Instructions to follow: Determine how many lines of this material contain "JSON". Give only the number.

Record extracts:
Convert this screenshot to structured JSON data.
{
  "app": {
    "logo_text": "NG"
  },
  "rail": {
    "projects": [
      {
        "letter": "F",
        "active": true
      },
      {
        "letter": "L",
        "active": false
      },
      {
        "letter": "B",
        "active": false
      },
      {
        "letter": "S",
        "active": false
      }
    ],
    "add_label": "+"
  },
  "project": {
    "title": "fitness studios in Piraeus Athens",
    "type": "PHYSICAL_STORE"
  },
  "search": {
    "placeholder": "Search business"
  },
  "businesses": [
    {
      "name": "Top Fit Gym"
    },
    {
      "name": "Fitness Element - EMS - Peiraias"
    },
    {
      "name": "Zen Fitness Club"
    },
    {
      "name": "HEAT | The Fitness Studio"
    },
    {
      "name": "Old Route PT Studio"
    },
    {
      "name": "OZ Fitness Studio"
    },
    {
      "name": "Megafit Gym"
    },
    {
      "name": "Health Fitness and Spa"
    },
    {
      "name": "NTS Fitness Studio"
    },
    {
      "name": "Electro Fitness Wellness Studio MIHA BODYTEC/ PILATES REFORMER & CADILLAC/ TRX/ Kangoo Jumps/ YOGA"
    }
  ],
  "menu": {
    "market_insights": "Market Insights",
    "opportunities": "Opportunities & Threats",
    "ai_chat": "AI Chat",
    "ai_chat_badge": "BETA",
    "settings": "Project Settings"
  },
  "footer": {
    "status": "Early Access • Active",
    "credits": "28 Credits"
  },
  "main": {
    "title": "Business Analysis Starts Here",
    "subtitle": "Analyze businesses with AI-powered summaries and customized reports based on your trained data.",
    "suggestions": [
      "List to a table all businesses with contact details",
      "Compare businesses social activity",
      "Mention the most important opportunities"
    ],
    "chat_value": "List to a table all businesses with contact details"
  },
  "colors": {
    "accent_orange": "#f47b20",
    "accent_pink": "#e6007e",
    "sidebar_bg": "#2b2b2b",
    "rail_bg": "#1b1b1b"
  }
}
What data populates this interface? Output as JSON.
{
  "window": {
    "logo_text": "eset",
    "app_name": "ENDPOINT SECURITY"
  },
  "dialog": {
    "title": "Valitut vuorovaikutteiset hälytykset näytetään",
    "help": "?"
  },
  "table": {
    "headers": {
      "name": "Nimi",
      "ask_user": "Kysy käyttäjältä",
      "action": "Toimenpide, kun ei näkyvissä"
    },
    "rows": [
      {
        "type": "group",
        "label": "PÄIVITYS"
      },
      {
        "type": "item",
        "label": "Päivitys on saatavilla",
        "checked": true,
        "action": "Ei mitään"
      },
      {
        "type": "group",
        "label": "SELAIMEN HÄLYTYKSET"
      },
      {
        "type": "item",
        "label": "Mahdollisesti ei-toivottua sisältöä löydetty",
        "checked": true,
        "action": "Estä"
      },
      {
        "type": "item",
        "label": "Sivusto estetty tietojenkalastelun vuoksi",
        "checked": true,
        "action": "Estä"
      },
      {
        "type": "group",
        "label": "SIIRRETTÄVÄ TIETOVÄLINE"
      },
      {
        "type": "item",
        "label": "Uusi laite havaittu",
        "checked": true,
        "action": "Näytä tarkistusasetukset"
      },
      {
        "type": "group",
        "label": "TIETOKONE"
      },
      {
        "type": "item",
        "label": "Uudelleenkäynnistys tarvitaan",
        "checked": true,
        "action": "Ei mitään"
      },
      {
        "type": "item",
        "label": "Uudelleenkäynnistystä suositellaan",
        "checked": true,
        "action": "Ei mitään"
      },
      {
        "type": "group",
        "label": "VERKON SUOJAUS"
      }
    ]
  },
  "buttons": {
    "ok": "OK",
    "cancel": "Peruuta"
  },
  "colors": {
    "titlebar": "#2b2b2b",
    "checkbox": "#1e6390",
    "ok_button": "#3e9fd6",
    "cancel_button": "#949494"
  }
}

Task output: 2